Copy each of the entries below faithfully, setting aside any pictures.

==== Source material ====

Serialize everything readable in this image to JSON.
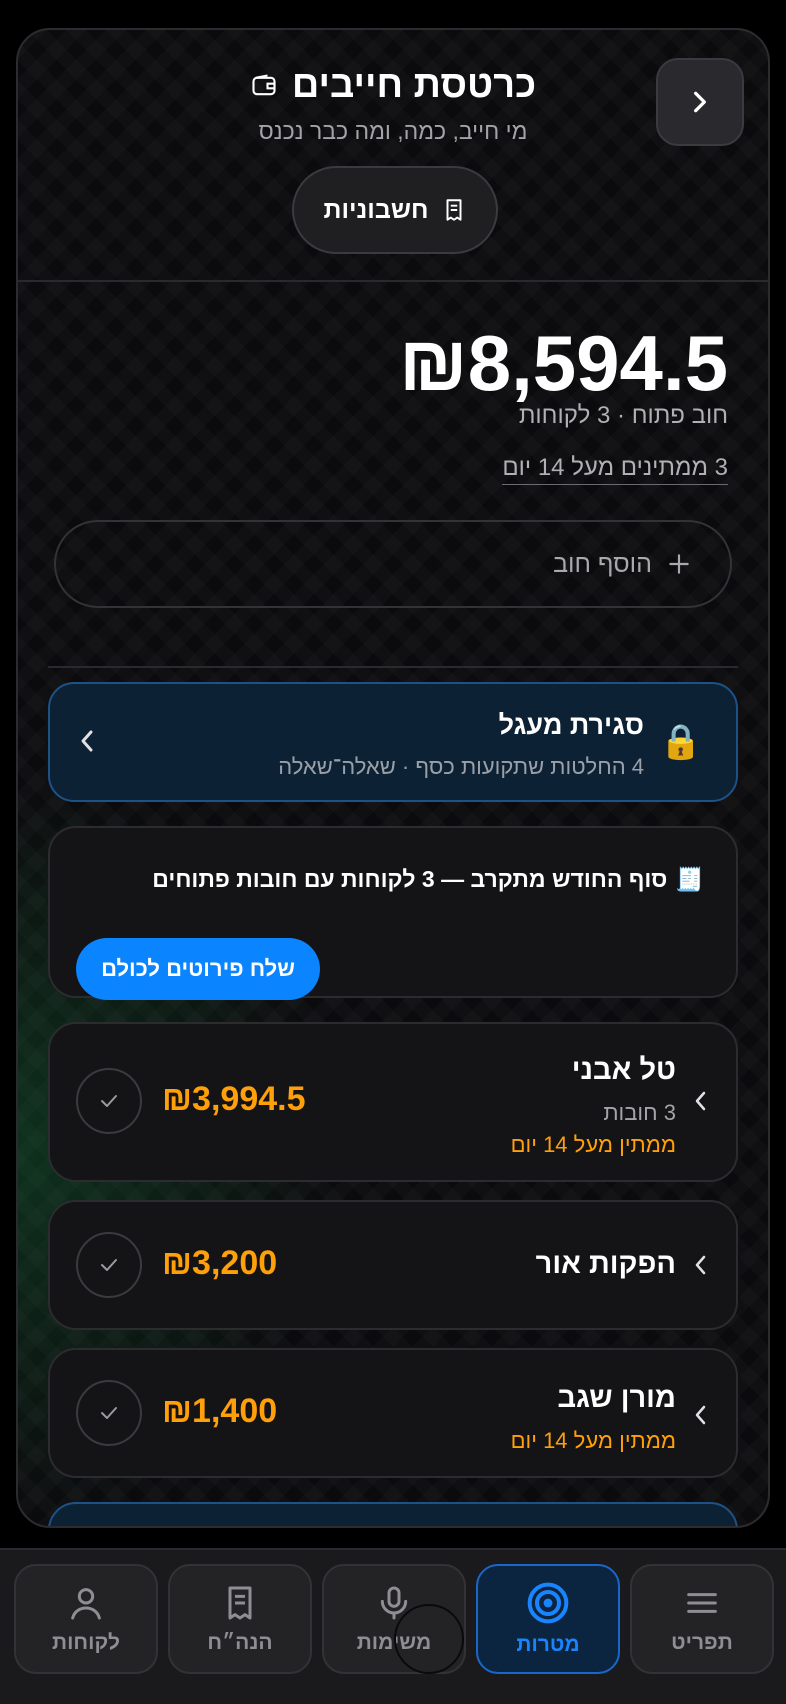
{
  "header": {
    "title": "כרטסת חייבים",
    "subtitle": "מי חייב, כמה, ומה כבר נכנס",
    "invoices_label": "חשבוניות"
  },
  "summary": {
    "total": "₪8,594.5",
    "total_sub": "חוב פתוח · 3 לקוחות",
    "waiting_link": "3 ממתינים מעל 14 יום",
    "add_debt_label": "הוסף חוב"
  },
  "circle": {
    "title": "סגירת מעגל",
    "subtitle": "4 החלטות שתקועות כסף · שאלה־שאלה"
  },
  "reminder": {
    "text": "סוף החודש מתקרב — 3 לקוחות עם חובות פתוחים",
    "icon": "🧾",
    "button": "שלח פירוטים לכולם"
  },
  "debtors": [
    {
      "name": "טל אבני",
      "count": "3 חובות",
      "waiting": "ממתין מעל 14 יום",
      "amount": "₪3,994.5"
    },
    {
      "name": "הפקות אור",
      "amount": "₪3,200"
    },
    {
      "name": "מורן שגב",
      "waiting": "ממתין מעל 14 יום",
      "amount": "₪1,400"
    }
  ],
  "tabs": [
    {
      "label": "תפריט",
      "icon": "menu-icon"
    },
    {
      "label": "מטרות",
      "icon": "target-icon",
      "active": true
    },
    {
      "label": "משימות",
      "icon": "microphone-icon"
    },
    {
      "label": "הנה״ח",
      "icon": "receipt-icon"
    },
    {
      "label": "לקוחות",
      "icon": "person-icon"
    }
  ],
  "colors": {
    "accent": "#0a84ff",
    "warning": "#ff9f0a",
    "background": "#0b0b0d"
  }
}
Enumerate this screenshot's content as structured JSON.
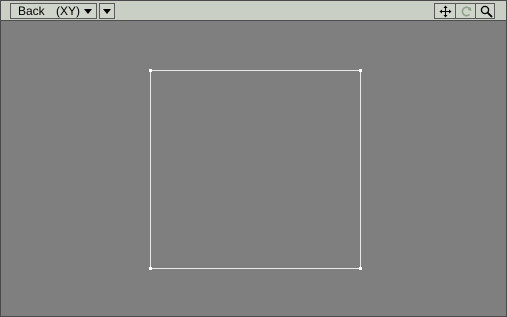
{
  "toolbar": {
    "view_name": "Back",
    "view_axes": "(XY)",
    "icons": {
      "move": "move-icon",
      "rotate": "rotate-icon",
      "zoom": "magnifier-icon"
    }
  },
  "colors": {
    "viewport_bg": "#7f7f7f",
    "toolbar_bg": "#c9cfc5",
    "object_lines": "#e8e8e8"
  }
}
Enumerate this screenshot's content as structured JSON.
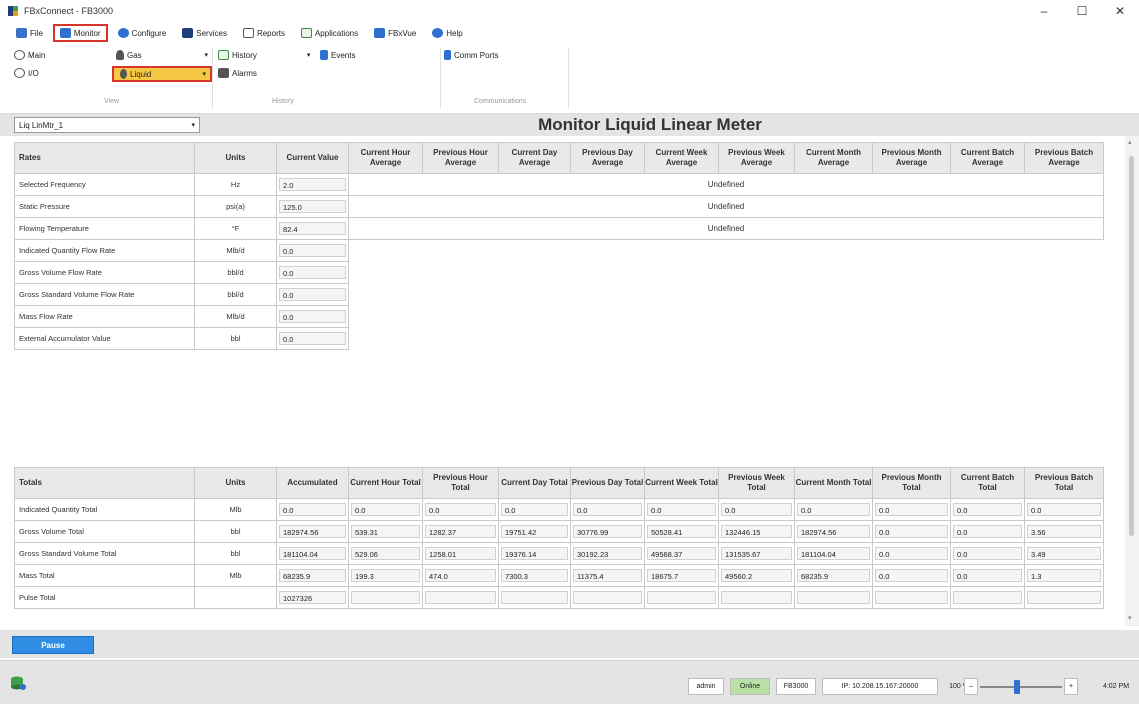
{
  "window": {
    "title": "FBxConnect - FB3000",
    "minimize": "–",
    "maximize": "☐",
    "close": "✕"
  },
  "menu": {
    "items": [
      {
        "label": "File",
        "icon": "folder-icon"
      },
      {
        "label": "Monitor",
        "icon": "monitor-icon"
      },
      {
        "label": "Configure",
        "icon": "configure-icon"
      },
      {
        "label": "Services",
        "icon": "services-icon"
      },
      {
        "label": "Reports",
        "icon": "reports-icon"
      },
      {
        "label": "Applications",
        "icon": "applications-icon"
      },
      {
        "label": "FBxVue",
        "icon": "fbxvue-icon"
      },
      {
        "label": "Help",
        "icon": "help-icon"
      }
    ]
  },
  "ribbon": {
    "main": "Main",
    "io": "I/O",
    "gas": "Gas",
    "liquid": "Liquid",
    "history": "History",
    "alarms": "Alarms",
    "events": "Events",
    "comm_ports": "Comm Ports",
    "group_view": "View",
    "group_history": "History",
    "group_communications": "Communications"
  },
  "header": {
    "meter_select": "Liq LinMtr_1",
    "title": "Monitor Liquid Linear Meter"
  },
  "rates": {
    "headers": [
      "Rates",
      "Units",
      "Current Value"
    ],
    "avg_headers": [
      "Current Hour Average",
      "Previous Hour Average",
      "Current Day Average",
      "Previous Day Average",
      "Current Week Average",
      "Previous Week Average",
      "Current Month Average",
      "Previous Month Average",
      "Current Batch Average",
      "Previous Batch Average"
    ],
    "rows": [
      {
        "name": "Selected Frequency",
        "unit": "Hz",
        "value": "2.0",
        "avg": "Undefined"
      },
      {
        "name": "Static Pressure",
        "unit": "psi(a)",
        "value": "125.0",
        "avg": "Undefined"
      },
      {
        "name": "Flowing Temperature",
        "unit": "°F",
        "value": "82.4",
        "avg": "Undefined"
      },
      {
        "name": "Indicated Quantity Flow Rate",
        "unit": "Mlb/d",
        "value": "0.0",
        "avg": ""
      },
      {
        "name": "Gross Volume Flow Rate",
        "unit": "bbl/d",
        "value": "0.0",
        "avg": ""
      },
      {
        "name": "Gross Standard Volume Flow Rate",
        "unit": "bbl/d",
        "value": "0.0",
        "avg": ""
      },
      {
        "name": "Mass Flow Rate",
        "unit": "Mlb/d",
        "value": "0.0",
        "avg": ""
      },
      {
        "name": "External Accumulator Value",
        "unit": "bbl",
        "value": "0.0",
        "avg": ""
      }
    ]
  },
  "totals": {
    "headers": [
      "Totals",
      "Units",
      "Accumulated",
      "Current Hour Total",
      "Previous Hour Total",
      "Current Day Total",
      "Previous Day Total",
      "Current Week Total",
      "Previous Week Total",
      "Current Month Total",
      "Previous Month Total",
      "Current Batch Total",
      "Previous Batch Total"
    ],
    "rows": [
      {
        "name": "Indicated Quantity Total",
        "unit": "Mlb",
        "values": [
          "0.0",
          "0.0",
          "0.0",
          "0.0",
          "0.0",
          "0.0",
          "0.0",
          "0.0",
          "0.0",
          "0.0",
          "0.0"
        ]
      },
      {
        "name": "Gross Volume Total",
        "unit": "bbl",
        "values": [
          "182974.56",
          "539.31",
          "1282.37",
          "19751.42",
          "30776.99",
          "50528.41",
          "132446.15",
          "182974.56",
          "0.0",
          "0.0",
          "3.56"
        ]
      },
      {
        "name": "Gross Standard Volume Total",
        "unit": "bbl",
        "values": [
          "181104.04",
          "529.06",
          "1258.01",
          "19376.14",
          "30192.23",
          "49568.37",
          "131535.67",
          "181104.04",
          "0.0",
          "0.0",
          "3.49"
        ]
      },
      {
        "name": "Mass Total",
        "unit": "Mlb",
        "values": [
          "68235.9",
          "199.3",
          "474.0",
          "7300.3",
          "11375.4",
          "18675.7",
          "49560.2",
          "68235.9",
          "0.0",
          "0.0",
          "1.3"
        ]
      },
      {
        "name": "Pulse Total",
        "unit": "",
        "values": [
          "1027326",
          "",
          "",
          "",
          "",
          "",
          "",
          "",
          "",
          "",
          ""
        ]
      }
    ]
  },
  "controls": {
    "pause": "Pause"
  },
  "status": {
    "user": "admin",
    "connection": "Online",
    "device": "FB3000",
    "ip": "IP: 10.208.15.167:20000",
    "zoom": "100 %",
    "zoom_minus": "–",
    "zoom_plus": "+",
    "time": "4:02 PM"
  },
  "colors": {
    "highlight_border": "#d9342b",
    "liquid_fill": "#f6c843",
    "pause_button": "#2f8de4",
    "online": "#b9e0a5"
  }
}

====

# Correct result
Serialize everything readable in this image to JSON.
{
  "header": {
    "title": "כרטסת חייבים",
    "subtitle": "מי חייב, כמה, ומה כבר נכנס",
    "invoices_label": "חשבוניות"
  },
  "summary": {
    "total": "₪8,594.5",
    "total_sub": "חוב פתוח · 3 לקוחות",
    "waiting_link": "3 ממתינים מעל 14 יום",
    "add_debt_label": "הוסף חוב"
  },
  "circle": {
    "title": "סגירת מעגל",
    "subtitle": "4 החלטות שתקועות כסף · שאלה־שאלה"
  },
  "reminder": {
    "text": "סוף החודש מתקרב — 3 לקוחות עם חובות פתוחים",
    "icon": "🧾",
    "button": "שלח פירוטים לכולם"
  },
  "debtors": [
    {
      "name": "טל אבני",
      "count": "3 חובות",
      "waiting": "ממתין מעל 14 יום",
      "amount": "₪3,994.5"
    },
    {
      "name": "הפקות אור",
      "amount": "₪3,200"
    },
    {
      "name": "מורן שגב",
      "waiting": "ממתין מעל 14 יום",
      "amount": "₪1,400"
    }
  ],
  "tabs": [
    {
      "label": "תפריט",
      "icon": "menu-icon"
    },
    {
      "label": "מטרות",
      "icon": "target-icon",
      "active": true
    },
    {
      "label": "משימות",
      "icon": "microphone-icon"
    },
    {
      "label": "הנה״ח",
      "icon": "receipt-icon"
    },
    {
      "label": "לקוחות",
      "icon": "person-icon"
    }
  ],
  "colors": {
    "accent": "#0a84ff",
    "warning": "#ff9f0a",
    "background": "#0b0b0d"
  }
}
Enumerate this screenshot's content as structured JSON.
{
  "toolbar": {
    "view_name": "Back",
    "view_axes": "(XY)",
    "icons": {
      "move": "move-icon",
      "rotate": "rotate-icon",
      "zoom": "magnifier-icon"
    }
  },
  "colors": {
    "viewport_bg": "#7f7f7f",
    "toolbar_bg": "#c9cfc5",
    "object_lines": "#e8e8e8"
  }
}
Enumerate this screenshot's content as structured JSON.
{
  "window": {
    "title": "FBxConnect - FB3000",
    "minimize": "–",
    "maximize": "☐",
    "close": "✕"
  },
  "menu": {
    "items": [
      {
        "label": "File",
        "icon": "folder-icon"
      },
      {
        "label": "Monitor",
        "icon": "monitor-icon"
      },
      {
        "label": "Configure",
        "icon": "configure-icon"
      },
      {
        "label": "Services",
        "icon": "services-icon"
      },
      {
        "label": "Reports",
        "icon": "reports-icon"
      },
      {
        "label": "Applications",
        "icon": "applications-icon"
      },
      {
        "label": "FBxVue",
        "icon": "fbxvue-icon"
      },
      {
        "label": "Help",
        "icon": "help-icon"
      }
    ]
  },
  "ribbon": {
    "main": "Main",
    "io": "I/O",
    "gas": "Gas",
    "liquid": "Liquid",
    "history": "History",
    "alarms": "Alarms",
    "events": "Events",
    "comm_ports": "Comm Ports",
    "group_view": "View",
    "group_history": "History",
    "group_communications": "Communications"
  },
  "header": {
    "meter_select": "Liq LinMtr_1",
    "title": "Monitor Liquid Linear Meter"
  },
  "rates": {
    "headers": [
      "Rates",
      "Units",
      "Current Value"
    ],
    "avg_headers": [
      "Current Hour Average",
      "Previous Hour Average",
      "Current Day Average",
      "Previous Day Average",
      "Current Week Average",
      "Previous Week Average",
      "Current Month Average",
      "Previous Month Average",
      "Current Batch Average",
      "Previous Batch Average"
    ],
    "rows": [
      {
        "name": "Selected Frequency",
        "unit": "Hz",
        "value": "2.0",
        "avg": "Undefined"
      },
      {
        "name": "Static Pressure",
        "unit": "psi(a)",
        "value": "125.0",
        "avg": "Undefined"
      },
      {
        "name": "Flowing Temperature",
        "unit": "°F",
        "value": "82.4",
        "avg": "Undefined"
      },
      {
        "name": "Indicated Quantity Flow Rate",
        "unit": "Mlb/d",
        "value": "0.0",
        "avg": ""
      },
      {
        "name": "Gross Volume Flow Rate",
        "unit": "bbl/d",
        "value": "0.0",
        "avg": ""
      },
      {
        "name": "Gross Standard Volume Flow Rate",
        "unit": "bbl/d",
        "value": "0.0",
        "avg": ""
      },
      {
        "name": "Mass Flow Rate",
        "unit": "Mlb/d",
        "value": "0.0",
        "avg": ""
      },
      {
        "name": "External Accumulator Value",
        "unit": "bbl",
        "value": "0.0",
        "avg": ""
      }
    ]
  },
  "totals": {
    "headers": [
      "Totals",
      "Units",
      "Accumulated",
      "Current Hour Total",
      "Previous Hour Total",
      "Current Day Total",
      "Previous Day Total",
      "Current Week Total",
      "Previous Week Total",
      "Current Month Total",
      "Previous Month Total",
      "Current Batch Total",
      "Previous Batch Total"
    ],
    "rows": [
      {
        "name": "Indicated Quantity Total",
        "unit": "Mlb",
        "values": [
          "0.0",
          "0.0",
          "0.0",
          "0.0",
          "0.0",
          "0.0",
          "0.0",
          "0.0",
          "0.0",
          "0.0",
          "0.0"
        ]
      },
      {
        "name": "Gross Volume Total",
        "unit": "bbl",
        "values": [
          "182974.56",
          "539.31",
          "1282.37",
          "19751.42",
          "30776.99",
          "50528.41",
          "132446.15",
          "182974.56",
          "0.0",
          "0.0",
          "3.56"
        ]
      },
      {
        "name": "Gross Standard Volume Total",
        "unit": "bbl",
        "values": [
          "181104.04",
          "529.06",
          "1258.01",
          "19376.14",
          "30192.23",
          "49568.37",
          "131535.67",
          "181104.04",
          "0.0",
          "0.0",
          "3.49"
        ]
      },
      {
        "name": "Mass Total",
        "unit": "Mlb",
        "values": [
          "68235.9",
          "199.3",
          "474.0",
          "7300.3",
          "11375.4",
          "18675.7",
          "49560.2",
          "68235.9",
          "0.0",
          "0.0",
          "1.3"
        ]
      },
      {
        "name": "Pulse Total",
        "unit": "",
        "values": [
          "1027326",
          "",
          "",
          "",
          "",
          "",
          "",
          "",
          "",
          "",
          ""
        ]
      }
    ]
  },
  "controls": {
    "pause": "Pause"
  },
  "status": {
    "user": "admin",
    "connection": "Online",
    "device": "FB3000",
    "ip": "IP: 10.208.15.167:20000",
    "zoom": "100 %",
    "zoom_minus": "–",
    "zoom_plus": "+",
    "time": "4:02 PM"
  },
  "colors": {
    "highlight_border": "#d9342b",
    "liquid_fill": "#f6c843",
    "pause_button": "#2f8de4",
    "online": "#b9e0a5"
  }
}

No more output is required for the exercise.